**Objective**
Reproduce the records verbatim, from the first line through the line containing "point-cluster-1 [610,1501,638,1530]", including both of those lines.

**Data excerpts**

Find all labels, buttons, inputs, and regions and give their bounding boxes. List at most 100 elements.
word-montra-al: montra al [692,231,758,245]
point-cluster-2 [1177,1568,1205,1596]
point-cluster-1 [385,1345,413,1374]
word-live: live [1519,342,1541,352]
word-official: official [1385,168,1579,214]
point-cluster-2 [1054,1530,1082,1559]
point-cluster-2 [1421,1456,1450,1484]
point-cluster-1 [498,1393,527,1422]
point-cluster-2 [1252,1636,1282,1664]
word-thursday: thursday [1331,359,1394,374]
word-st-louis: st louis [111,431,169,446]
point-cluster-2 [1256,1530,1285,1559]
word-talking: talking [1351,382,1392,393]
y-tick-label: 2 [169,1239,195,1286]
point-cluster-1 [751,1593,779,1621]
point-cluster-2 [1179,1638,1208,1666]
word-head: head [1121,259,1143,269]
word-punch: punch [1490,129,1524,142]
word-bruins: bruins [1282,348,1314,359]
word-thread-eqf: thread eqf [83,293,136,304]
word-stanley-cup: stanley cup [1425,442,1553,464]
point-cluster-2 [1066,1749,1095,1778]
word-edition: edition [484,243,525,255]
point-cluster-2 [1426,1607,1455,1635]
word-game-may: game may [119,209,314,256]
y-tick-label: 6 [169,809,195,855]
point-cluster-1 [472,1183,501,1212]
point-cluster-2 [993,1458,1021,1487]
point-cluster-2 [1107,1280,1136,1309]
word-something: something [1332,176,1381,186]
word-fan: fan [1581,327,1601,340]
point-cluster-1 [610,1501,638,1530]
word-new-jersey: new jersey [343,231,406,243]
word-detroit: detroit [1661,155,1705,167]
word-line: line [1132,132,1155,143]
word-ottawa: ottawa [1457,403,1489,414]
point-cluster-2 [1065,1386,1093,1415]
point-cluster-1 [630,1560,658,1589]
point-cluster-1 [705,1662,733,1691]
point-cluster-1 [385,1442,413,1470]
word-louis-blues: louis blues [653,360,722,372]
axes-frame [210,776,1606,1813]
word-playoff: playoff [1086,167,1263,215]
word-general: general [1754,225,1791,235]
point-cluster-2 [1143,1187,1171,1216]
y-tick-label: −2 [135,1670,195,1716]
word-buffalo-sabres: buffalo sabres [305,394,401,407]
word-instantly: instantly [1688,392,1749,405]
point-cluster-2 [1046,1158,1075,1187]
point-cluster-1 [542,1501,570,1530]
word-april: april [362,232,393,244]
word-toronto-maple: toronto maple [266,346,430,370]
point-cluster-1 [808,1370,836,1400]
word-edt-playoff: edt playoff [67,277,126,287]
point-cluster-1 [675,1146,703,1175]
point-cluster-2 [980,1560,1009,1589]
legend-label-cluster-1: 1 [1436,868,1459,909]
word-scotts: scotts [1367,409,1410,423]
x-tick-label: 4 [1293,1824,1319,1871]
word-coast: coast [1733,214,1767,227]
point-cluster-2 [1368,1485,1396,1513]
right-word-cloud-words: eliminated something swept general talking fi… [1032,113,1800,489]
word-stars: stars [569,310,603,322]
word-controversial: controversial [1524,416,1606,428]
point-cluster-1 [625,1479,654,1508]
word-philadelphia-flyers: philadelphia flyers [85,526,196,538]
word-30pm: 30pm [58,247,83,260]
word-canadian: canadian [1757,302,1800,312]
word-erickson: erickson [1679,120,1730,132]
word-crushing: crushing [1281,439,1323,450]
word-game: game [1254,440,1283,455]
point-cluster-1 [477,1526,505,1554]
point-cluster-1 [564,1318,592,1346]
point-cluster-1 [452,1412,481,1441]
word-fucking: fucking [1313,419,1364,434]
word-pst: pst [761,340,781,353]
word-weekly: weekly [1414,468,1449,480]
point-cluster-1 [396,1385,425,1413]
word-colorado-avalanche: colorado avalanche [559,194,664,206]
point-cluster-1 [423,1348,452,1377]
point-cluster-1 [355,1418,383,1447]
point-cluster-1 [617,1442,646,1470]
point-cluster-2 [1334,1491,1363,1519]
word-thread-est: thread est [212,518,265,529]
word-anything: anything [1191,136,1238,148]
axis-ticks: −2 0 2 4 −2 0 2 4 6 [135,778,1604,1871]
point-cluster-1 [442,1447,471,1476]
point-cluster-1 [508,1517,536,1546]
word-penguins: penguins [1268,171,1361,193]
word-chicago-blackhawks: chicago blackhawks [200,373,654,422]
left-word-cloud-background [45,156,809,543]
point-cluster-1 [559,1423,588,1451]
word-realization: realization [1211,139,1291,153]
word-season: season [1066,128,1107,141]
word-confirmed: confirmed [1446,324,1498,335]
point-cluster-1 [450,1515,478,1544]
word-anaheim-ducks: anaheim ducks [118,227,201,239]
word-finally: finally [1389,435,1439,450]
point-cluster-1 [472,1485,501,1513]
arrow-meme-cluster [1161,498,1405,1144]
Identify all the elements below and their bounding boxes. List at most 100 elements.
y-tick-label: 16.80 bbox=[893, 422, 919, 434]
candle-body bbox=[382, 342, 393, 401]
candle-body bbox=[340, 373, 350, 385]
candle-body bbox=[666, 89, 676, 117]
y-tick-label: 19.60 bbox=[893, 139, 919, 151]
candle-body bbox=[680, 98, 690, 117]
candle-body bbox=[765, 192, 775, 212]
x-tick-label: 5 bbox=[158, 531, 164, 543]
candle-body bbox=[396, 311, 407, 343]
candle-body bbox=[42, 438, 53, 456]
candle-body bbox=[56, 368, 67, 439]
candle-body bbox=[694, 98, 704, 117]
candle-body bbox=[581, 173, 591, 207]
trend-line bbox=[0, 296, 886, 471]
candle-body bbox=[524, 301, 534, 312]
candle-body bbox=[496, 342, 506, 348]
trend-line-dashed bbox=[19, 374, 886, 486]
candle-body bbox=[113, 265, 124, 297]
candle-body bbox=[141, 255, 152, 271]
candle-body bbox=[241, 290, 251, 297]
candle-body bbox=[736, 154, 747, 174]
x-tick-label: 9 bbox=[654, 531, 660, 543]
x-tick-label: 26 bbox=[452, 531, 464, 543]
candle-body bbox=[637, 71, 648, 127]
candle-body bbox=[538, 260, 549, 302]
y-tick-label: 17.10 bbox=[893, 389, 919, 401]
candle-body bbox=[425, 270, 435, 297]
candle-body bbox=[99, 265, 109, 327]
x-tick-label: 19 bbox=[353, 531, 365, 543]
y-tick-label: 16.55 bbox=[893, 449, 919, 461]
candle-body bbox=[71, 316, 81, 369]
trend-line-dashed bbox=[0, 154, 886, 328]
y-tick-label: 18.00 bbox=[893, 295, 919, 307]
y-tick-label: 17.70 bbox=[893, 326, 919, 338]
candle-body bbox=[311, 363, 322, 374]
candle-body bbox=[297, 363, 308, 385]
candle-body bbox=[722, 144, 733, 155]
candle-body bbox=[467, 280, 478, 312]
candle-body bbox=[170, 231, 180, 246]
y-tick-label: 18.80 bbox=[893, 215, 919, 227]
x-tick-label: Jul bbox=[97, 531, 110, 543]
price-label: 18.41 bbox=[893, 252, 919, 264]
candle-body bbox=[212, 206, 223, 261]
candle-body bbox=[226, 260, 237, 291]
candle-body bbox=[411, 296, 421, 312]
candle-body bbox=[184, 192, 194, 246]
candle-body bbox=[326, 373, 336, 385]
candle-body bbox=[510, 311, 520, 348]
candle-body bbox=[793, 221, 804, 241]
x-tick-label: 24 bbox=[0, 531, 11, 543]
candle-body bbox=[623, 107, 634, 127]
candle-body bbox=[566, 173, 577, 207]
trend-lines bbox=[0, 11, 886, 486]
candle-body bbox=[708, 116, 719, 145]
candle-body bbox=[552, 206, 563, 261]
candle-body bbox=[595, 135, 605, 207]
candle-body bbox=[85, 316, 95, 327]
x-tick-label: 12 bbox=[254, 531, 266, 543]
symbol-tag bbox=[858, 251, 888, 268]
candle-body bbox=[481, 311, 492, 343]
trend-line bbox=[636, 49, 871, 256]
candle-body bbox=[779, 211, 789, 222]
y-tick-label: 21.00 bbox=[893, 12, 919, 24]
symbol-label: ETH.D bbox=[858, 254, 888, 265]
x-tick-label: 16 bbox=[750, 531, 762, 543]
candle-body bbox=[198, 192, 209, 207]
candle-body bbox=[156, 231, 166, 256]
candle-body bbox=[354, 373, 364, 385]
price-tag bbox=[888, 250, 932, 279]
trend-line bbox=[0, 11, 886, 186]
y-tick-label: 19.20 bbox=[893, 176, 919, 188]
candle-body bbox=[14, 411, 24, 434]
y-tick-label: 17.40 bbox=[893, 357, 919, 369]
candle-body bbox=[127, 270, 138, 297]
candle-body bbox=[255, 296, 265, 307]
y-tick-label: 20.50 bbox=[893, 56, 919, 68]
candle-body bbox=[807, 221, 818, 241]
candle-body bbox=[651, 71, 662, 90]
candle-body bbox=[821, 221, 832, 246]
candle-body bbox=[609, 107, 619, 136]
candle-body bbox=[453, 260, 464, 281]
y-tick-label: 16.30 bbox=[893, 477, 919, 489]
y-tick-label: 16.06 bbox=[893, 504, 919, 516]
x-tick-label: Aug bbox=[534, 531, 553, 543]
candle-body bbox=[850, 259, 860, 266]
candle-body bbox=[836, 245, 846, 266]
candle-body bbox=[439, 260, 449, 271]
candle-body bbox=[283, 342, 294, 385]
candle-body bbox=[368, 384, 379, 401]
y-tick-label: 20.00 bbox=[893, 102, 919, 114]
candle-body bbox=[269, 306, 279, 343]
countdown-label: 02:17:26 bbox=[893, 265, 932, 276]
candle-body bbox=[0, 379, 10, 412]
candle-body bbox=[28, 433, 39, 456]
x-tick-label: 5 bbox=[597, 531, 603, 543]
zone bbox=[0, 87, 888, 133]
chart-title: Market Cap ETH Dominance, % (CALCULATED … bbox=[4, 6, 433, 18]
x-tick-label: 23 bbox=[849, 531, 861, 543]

**Solution to this exercise**
Find all labels, buttons, inputs, and regions and give their bounding boxes. List at most 100 elements.
word-montra-al: montra al [692,231,758,245]
point-cluster-2 [1177,1568,1205,1596]
point-cluster-1 [385,1345,413,1374]
word-live: live [1519,342,1541,352]
word-official: official [1385,168,1579,214]
point-cluster-2 [1054,1530,1082,1559]
point-cluster-2 [1421,1456,1450,1484]
point-cluster-1 [498,1393,527,1422]
point-cluster-2 [1252,1636,1282,1664]
word-thursday: thursday [1331,359,1394,374]
word-st-louis: st louis [111,431,169,446]
point-cluster-2 [1256,1530,1285,1559]
word-talking: talking [1351,382,1392,393]
y-tick-label: 2 [169,1239,195,1286]
point-cluster-1 [751,1593,779,1621]
point-cluster-2 [1179,1638,1208,1666]
word-head: head [1121,259,1143,269]
word-punch: punch [1490,129,1524,142]
word-bruins: bruins [1282,348,1314,359]
word-thread-eqf: thread eqf [83,293,136,304]
word-stanley-cup: stanley cup [1425,442,1553,464]
point-cluster-2 [1066,1749,1095,1778]
word-edition: edition [484,243,525,255]
point-cluster-2 [1426,1607,1455,1635]
word-game-may: game may [119,209,314,256]
y-tick-label: 6 [169,809,195,855]
point-cluster-1 [472,1183,501,1212]
point-cluster-2 [993,1458,1021,1487]
point-cluster-2 [1107,1280,1136,1309]
word-something: something [1332,176,1381,186]
word-fan: fan [1581,327,1601,340]
point-cluster-1 [610,1501,638,1530]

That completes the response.